▸ **What the task asks**: Please edit the entries from the start through the line holding "277, 214, 286]", inclusive, replacing "point" with "marker" and leaving everything else unchanged.

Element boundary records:
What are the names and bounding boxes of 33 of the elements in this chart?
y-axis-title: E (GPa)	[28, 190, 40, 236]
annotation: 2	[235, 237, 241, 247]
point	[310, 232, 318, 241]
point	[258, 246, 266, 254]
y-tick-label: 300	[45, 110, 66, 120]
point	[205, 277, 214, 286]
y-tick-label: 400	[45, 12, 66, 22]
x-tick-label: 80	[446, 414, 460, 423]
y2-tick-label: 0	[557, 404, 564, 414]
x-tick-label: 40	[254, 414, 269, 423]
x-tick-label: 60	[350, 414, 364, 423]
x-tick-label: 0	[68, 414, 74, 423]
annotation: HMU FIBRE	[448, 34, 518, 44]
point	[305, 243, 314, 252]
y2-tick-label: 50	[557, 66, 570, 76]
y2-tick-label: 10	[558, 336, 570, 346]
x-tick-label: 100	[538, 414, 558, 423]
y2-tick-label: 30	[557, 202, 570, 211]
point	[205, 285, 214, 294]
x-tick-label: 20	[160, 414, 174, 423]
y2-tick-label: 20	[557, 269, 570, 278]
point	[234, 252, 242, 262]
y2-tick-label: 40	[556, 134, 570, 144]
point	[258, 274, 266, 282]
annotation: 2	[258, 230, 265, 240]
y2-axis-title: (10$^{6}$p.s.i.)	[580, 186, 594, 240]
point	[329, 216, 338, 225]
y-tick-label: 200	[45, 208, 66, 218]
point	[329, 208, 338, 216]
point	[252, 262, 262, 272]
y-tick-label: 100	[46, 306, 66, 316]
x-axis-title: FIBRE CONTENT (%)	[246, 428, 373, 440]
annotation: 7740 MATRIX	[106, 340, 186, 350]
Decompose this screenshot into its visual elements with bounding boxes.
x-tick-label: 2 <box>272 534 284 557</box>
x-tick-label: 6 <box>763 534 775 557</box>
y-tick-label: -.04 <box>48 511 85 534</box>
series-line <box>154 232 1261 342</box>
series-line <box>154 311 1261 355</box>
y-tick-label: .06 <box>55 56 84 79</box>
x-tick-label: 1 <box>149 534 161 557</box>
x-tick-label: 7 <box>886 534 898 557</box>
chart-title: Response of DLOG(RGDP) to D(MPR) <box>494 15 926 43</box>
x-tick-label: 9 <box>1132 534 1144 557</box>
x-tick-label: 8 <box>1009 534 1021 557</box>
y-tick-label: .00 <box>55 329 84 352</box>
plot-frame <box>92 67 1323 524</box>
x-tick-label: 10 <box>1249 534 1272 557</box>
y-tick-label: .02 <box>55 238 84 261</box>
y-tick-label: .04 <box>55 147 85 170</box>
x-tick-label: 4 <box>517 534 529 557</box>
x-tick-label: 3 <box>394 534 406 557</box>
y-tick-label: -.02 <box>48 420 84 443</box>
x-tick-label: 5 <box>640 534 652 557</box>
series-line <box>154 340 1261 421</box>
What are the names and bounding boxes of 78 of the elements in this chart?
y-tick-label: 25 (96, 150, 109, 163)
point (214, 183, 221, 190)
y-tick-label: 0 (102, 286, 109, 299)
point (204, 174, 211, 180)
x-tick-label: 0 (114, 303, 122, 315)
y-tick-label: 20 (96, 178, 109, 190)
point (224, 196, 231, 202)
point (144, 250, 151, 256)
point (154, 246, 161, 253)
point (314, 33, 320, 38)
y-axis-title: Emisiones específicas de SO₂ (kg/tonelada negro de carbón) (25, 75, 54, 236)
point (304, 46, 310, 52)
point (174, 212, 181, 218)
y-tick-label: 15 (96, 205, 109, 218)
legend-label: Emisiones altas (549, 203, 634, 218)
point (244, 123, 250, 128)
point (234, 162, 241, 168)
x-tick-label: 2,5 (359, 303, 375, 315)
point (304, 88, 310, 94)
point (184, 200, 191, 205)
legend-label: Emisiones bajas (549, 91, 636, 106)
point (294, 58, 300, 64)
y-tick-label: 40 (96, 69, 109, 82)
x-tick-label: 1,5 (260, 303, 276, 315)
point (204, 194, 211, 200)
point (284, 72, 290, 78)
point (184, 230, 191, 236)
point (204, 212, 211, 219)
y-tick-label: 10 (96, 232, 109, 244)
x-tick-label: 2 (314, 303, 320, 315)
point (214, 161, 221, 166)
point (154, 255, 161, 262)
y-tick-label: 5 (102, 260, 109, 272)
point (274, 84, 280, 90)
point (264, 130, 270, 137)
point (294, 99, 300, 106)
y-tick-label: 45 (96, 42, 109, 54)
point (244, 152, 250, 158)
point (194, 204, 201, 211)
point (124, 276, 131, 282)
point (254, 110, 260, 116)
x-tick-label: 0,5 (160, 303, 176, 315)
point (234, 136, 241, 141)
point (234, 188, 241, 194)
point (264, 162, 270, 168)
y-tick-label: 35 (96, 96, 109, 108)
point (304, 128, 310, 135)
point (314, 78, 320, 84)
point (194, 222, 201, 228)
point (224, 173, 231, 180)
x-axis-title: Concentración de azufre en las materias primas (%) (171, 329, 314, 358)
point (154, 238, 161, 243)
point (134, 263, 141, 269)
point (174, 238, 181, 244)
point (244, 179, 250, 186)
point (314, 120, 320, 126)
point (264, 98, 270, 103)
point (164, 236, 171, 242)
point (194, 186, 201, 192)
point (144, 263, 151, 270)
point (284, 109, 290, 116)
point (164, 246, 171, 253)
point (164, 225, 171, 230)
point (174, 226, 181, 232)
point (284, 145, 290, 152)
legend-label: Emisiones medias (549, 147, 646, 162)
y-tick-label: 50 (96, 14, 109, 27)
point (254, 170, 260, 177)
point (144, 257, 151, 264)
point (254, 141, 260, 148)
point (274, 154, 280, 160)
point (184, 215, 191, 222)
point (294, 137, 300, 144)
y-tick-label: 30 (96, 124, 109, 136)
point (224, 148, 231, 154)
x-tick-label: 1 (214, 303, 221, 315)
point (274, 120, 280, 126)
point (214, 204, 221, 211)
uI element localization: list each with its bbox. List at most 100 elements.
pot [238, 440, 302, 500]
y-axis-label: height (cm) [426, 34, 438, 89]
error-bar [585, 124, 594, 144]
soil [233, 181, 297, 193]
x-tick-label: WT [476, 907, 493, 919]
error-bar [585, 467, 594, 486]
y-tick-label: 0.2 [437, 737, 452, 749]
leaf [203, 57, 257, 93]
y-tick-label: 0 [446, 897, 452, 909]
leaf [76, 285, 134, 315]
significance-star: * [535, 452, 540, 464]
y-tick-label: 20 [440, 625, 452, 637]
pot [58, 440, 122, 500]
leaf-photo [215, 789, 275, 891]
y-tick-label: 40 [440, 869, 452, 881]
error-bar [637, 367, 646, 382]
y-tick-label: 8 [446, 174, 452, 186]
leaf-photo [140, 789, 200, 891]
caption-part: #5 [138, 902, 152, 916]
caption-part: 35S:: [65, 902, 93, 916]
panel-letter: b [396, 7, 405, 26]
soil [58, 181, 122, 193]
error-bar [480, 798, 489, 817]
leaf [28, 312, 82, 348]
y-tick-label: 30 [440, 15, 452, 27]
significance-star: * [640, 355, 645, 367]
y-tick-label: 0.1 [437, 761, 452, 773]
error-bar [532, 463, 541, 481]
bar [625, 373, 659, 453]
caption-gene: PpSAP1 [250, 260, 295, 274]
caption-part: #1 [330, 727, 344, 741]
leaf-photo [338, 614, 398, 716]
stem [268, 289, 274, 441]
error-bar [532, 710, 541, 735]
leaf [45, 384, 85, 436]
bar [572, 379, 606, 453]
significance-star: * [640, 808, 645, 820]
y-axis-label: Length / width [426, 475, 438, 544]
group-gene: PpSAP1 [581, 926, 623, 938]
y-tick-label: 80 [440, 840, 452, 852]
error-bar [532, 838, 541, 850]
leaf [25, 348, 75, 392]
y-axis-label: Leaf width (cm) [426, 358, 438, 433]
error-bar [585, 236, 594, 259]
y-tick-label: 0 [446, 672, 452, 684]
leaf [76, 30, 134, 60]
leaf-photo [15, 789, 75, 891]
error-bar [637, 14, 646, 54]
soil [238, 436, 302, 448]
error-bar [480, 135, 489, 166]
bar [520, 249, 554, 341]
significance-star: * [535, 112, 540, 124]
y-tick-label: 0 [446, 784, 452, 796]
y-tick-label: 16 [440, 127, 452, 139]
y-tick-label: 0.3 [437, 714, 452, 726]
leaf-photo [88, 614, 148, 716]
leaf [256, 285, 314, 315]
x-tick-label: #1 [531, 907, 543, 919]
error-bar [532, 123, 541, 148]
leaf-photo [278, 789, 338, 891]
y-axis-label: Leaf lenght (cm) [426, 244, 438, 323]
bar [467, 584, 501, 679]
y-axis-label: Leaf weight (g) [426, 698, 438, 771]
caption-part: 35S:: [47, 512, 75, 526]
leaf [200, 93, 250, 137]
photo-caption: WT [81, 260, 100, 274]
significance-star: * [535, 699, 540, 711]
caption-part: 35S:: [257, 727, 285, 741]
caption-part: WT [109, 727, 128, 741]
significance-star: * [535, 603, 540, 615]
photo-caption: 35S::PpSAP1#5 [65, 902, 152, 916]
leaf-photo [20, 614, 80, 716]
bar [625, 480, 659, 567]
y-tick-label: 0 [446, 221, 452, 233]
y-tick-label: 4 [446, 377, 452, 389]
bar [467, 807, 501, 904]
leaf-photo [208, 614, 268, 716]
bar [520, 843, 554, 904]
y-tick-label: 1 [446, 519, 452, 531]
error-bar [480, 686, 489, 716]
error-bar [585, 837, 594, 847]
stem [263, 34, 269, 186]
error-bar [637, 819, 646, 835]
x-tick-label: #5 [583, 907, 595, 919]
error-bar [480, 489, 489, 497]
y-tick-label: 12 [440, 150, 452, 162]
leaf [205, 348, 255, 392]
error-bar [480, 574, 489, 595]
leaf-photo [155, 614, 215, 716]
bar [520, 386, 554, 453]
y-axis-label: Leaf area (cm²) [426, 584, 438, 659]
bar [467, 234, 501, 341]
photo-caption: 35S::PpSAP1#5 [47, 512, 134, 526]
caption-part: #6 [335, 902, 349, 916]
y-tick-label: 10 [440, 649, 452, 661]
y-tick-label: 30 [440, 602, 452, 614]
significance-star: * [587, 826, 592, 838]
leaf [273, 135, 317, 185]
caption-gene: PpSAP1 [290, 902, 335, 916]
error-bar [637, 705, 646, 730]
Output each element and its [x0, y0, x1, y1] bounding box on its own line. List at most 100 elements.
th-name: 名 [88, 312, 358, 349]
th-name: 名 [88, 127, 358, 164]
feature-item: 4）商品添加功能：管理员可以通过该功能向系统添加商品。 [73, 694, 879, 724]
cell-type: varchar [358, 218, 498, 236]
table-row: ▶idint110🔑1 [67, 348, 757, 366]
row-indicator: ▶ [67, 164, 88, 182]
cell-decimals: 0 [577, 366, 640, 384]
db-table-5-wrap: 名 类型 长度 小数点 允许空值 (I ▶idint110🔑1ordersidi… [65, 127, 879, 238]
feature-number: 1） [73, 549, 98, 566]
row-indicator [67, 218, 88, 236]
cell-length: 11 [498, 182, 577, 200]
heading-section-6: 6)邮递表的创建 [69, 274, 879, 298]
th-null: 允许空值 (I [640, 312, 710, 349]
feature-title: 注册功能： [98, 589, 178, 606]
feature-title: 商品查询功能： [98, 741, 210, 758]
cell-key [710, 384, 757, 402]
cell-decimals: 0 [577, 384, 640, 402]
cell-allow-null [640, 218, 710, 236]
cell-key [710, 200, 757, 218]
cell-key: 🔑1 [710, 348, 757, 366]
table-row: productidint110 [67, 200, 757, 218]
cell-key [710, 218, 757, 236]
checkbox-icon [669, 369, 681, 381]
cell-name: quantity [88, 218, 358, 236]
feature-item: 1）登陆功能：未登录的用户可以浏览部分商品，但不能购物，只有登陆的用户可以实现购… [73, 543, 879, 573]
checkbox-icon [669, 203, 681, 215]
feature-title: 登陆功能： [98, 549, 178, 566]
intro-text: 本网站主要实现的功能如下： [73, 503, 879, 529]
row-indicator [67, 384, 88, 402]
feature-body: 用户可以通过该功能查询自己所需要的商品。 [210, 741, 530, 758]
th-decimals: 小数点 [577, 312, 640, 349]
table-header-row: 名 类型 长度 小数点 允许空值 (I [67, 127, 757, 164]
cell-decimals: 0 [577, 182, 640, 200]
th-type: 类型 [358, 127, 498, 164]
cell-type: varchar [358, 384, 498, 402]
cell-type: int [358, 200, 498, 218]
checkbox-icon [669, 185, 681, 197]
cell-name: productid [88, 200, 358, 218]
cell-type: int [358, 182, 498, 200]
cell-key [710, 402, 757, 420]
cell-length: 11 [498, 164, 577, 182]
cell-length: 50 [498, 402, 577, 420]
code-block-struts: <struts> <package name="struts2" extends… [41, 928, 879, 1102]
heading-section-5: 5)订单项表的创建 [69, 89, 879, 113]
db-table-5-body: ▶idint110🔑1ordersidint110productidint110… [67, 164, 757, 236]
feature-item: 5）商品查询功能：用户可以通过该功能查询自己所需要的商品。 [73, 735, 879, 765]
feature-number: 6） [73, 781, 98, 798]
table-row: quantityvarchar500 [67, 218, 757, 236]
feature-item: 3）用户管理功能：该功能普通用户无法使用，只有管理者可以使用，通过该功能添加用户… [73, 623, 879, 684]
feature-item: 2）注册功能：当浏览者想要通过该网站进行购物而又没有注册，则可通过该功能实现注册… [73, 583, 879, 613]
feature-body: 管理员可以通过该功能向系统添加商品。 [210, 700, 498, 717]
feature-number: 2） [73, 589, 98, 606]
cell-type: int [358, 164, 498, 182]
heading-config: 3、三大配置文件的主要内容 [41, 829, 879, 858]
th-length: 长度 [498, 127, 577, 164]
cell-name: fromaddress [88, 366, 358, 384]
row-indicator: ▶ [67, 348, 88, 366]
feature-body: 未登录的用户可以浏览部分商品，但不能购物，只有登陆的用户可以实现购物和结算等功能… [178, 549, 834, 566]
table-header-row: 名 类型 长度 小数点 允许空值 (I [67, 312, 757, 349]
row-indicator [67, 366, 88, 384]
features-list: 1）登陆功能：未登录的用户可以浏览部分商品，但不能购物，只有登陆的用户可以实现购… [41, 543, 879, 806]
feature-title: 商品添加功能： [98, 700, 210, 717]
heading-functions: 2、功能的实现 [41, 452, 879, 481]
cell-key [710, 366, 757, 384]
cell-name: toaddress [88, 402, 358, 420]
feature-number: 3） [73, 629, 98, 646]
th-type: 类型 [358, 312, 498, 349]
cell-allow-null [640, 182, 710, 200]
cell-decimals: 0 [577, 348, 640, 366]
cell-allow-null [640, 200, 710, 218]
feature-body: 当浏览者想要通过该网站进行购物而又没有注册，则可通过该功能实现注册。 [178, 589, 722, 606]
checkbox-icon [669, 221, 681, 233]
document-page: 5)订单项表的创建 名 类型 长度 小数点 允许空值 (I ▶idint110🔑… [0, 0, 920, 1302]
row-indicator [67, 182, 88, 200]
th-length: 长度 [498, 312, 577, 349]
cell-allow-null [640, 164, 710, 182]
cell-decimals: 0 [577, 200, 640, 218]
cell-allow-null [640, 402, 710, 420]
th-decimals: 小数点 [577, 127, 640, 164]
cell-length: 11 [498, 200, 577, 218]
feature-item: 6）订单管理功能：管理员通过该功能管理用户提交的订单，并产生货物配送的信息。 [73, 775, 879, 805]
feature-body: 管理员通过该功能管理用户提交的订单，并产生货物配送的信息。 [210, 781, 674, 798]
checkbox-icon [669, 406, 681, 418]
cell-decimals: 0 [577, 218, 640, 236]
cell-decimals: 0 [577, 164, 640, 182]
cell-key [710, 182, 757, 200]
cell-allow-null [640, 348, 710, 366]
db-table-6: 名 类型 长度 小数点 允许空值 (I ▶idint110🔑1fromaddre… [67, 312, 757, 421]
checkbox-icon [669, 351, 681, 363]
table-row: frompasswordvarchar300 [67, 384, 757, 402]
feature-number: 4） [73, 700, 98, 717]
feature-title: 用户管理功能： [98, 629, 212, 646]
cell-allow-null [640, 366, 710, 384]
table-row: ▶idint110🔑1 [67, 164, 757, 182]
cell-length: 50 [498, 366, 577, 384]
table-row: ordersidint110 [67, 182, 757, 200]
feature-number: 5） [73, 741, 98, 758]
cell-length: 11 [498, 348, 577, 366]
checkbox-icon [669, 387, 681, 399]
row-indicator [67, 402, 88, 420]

▸ **Output for this exercise**:
What are the names and bounding boxes of 33 of the elements in this chart?
y-axis-title: E (GPa)	[28, 190, 40, 236]
annotation: 2	[235, 237, 241, 247]
marker	[310, 232, 318, 241]
marker	[258, 246, 266, 254]
y-tick-label: 300	[45, 110, 66, 120]
marker	[205, 277, 214, 286]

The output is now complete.